>> Begin

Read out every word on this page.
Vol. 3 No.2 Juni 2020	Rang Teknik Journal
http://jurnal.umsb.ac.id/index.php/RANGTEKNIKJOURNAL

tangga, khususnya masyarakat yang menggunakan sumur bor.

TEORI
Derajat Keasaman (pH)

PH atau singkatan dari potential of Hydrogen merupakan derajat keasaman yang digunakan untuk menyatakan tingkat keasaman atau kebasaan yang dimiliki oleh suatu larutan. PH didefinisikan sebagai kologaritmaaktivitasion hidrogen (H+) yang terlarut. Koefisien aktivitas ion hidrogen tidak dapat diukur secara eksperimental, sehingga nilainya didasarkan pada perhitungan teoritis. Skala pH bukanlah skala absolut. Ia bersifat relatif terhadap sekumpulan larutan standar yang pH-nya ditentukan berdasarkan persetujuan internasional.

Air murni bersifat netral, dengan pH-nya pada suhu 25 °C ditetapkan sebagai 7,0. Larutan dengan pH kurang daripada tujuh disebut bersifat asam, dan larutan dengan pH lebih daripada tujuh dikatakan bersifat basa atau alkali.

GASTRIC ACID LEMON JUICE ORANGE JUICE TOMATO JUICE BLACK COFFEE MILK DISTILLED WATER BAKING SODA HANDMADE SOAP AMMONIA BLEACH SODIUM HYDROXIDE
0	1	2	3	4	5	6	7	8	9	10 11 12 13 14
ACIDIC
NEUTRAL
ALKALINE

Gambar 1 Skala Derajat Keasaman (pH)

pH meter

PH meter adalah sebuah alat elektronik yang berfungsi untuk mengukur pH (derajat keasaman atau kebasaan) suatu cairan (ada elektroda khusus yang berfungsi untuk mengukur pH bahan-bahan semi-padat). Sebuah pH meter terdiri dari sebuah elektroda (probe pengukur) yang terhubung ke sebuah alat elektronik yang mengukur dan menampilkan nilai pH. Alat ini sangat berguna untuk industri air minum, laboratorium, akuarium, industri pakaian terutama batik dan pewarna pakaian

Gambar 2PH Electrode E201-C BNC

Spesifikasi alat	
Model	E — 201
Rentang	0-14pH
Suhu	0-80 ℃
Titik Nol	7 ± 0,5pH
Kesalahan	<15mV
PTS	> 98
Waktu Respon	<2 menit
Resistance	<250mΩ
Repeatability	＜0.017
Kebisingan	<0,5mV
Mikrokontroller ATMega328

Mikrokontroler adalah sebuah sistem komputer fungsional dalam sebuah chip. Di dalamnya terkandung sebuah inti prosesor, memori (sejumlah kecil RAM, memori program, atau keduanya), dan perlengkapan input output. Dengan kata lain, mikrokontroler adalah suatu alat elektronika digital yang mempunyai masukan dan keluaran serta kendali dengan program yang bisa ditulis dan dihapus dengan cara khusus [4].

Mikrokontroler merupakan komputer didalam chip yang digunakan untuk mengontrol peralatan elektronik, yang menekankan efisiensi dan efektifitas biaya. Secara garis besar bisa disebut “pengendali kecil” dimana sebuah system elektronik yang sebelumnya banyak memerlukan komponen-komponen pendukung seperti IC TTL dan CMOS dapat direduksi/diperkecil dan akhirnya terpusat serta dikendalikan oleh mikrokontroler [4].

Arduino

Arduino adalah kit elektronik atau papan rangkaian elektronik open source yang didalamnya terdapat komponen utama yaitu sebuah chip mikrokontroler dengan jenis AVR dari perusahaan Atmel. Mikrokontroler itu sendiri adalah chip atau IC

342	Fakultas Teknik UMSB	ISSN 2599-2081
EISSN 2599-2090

>> End

Challenge: Only lines with the word "komponen" should be collected from the material.

Response below:
Mikrokontroler merupakan komputer didalam chip yang digunakan untuk mengontrol peralatan elektronik, yang menekankan efisiensi dan efektifitas biaya. Secara garis besar bisa disebut “pengendali kecil” dimana sebuah system elektronik yang sebelumnya banyak memerlukan komponen-komponen pendukung seperti IC TTL dan CMOS dapat direduksi/diperkecil dan akhirnya terpusat serta dikendalikan oleh mikrokontroler [4].
Arduino adalah kit elektronik atau papan rangkaian elektronik open source yang didalamnya terdapat komponen utama yaitu sebuah chip mikrokontroler dengan jenis AVR dari perusahaan Atmel. Mikrokontroler itu sendiri adalah chip atau IC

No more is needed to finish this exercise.